One ordinary evening, just like any other, she picked up her bucket and went to milk the cow. She sang a hymn to herself as she worked. As a child, she had learned to praise God with her voice. The silent spirituality of the Quaker community with whom she now lived did not move her in the same way. Since her father’s death, she had begun to reflect anxiously on her mortality and to dream about judgment day, and sitting in silence did not help her address these feelings. Seeking greater spiritual sustenance, she began attending Methodist prayer meetings. Wesleyan teachings about the process of conversion and sanctification shaped her consciousness and gave her a sense of the path that she too might follow: from recognizing herself as a sinner, to receiving the gift of justification through faith in Christ, to finally embarking on a life of Christian holiness guided by the Holy Spirit.

 

And then, in the midst of her everyday prayers and labours, Jesus appeared to her, and assured her of her salvation. This is how she describes the experience:

 

As I was milking the cow and singing, I turned my head, and saw a tall figure approaching, who came and stood by me. He had long hair, which parted in the front and came down on his shoulders; he wore a long white robe down to the feet; and as he stood with open arms and smiled upon me, he disappeared. I might have tried to imagine, or persuade myself, perhaps, that it had been a vision presented merely to the eye of my mind; but, the beast of the stall gave forth her evidence to the reality of the heavenly appearance; for she turned her head and looked around as I did; and when she saw, she bowed her knees and cowered down upon the ground. I was overwhelmed with astonishment at the sight, but the thing was certain and beyond all doubt… After this wonderful manifestation of my condescending Saviour, the peace of God which passeth understanding was communicated to my heart; and joy in the Holy Ghost, to a degree, at the last, unutterable by my tongue and indescribable by my pen; it was beyond my comprehension; but, from that happy hour, my soul was set at glorious liberty; and, like the Ethiopic eunuch (from the book of Acts), I went on my way rejoicing in the blooming prospects of a better inheritance with the saints in light.

◆ **MATERIAL PROVIDED**
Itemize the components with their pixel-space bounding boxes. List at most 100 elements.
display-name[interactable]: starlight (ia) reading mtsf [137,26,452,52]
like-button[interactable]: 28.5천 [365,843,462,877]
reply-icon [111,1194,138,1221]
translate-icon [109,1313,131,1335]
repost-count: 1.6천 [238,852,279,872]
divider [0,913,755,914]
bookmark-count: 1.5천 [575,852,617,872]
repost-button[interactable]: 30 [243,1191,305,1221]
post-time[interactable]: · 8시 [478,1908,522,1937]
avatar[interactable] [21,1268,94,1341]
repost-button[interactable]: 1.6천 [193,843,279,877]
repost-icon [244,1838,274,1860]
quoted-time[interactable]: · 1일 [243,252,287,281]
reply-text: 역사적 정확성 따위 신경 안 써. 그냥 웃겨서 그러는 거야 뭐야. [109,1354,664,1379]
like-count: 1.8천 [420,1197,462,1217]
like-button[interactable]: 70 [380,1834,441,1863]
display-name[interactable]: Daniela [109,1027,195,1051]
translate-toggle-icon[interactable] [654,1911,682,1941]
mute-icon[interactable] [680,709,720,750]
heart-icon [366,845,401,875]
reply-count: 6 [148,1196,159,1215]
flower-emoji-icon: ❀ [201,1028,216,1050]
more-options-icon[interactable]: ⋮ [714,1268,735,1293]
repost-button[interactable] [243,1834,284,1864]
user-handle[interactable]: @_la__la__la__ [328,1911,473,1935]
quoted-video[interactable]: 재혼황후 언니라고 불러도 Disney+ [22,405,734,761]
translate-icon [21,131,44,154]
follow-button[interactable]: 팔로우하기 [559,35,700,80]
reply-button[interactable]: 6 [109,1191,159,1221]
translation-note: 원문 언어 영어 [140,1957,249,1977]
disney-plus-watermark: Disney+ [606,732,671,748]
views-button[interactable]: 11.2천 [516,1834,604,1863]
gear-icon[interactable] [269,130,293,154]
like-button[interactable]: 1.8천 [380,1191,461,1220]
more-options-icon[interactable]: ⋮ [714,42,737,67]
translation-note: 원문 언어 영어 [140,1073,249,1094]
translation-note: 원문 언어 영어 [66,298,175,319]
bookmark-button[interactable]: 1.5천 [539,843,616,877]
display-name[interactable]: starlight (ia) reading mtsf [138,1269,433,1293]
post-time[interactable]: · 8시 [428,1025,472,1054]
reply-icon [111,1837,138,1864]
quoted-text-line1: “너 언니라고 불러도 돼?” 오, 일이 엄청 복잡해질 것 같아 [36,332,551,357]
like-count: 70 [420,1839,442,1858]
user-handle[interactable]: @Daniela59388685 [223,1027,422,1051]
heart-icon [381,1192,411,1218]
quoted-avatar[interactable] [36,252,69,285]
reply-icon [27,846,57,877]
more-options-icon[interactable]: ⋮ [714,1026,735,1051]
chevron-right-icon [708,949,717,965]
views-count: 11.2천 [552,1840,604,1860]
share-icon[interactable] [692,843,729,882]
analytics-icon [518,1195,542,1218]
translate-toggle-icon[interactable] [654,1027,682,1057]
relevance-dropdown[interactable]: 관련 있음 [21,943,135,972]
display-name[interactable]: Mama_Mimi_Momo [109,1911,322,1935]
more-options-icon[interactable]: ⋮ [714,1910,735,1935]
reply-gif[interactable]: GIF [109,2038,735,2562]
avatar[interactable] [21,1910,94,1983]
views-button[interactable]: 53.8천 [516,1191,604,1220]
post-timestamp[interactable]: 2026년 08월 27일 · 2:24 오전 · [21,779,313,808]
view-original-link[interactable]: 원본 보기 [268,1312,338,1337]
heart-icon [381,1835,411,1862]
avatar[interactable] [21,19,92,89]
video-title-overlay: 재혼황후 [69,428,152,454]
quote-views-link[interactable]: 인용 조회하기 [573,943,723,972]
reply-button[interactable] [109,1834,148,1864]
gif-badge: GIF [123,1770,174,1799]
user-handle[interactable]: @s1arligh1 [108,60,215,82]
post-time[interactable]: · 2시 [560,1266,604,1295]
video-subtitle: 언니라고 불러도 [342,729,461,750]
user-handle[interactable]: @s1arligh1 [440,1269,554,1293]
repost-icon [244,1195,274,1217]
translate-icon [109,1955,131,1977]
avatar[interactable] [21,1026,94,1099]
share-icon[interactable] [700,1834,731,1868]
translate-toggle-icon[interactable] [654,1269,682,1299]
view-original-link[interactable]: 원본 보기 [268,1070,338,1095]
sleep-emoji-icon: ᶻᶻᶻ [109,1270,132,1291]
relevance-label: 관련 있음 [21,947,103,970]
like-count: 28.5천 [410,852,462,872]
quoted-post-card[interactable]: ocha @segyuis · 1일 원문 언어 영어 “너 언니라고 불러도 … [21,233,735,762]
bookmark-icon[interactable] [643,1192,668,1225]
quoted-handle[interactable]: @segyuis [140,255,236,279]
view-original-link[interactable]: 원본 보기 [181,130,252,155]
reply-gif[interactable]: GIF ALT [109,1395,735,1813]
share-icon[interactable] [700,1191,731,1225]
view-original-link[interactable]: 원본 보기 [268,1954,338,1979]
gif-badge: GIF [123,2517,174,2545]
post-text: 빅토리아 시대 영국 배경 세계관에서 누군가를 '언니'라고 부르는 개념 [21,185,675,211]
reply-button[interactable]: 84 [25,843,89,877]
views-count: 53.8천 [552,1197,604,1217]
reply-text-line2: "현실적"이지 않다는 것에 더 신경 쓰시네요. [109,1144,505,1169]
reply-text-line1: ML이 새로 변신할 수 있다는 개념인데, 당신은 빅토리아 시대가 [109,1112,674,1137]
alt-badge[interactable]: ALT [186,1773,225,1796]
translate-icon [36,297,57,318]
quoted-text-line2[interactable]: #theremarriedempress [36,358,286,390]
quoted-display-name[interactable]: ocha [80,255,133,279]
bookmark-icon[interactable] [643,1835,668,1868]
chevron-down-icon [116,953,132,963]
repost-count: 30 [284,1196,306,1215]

◆ **REQUIREMENTS**
a – Do these statements agree with the conversion account: (i) she started going to Methodist prayer meetings, (ii) the silent worship of the Quaker community moved her deeply, (iii) the cow reacted to the figure too? Answer yes or no for each and quote the words of the account that decide it.
b – Could you carry the conversion account on from its final sentence?
The data above come from a different source than the conversion account.

◆ **EXPECTED RESPONSES**
a –
(i) Yes: "Seeking greater spiritual sustenance, she began attending Methodist prayer meetings."
(ii) No: "The silent spirituality of the Quaker community with whom she now lived did not move her in the same way."
(iii) Yes: "when she saw, she bowed her knees and cowered down upon the ground."

b –
 

This experience marked the moment of her soul’s conversion. It prompted her to join the Methodist Episcopal Church and begin a concerted effort to grow in the practice of her faith. Nine years later, while attending a revival camp meeting in the wilderness, she had another wondrous experience that she associated with her sanctification. She recalls:

 

It was at one of these meetings that God was pleased to separate my soul unto Himself, to sanctify me as a vessel designed for honour, made meet for the master’s use. Whether I was in the body, or whether I was out of the body, on that auspicious day, I cannot say; but this I do know, that at the conclusion of a most powerful sermon delivered by one of the ministers from the platform, and while the congregation were in prayer, I became so overpowered with the presence of God, that I sank down upon the ground, and laid there for a considerable time; and while I was thus prostrate on the earth, my spirit seemed to ascend up into the clear circle of the sun’s disc; and, surrounded and engulfed in the glorious effulgence of the rays, I distinctly heard a voice speak unto me, which said, “Now thou art sanctified; and I will show thee what thou must do.”

 

Although these experiences were startling, they also corresponded to desires she had articulated in prayer. They fulfilled hopes or expectations that had been nurtured in her by her faith community and by the larger revivalist context. They matched a recognizable pattern of development in the Christian life—a genre of spiritual autobiography – yet the precise circumstances and details were uniquely her own.

 

The work that this young Black woman went on to do was astonishing. She visited the sick, ministered to families in their homes, started a school for Black children, gave sermons in churches of various denominations and at camp meetings, and took up an itinerant life of apostolic service. To follow her divine calling, she had to defy the wishes of her husband, who had thought it unseemly for a woman to preach. She risked her life by traveling into the southern states of Maryland and Virginia, evangelizing Black slaves and White slaveowners, sometimes in mixed congregations, sometimes separately. She preached throughout New York and New England, then [in 1840 she] crossed the Atlantic and continued her preaching tour in England, delivering over a thousand sermons, mostly in London and the Midlands, [and also Yorkshire].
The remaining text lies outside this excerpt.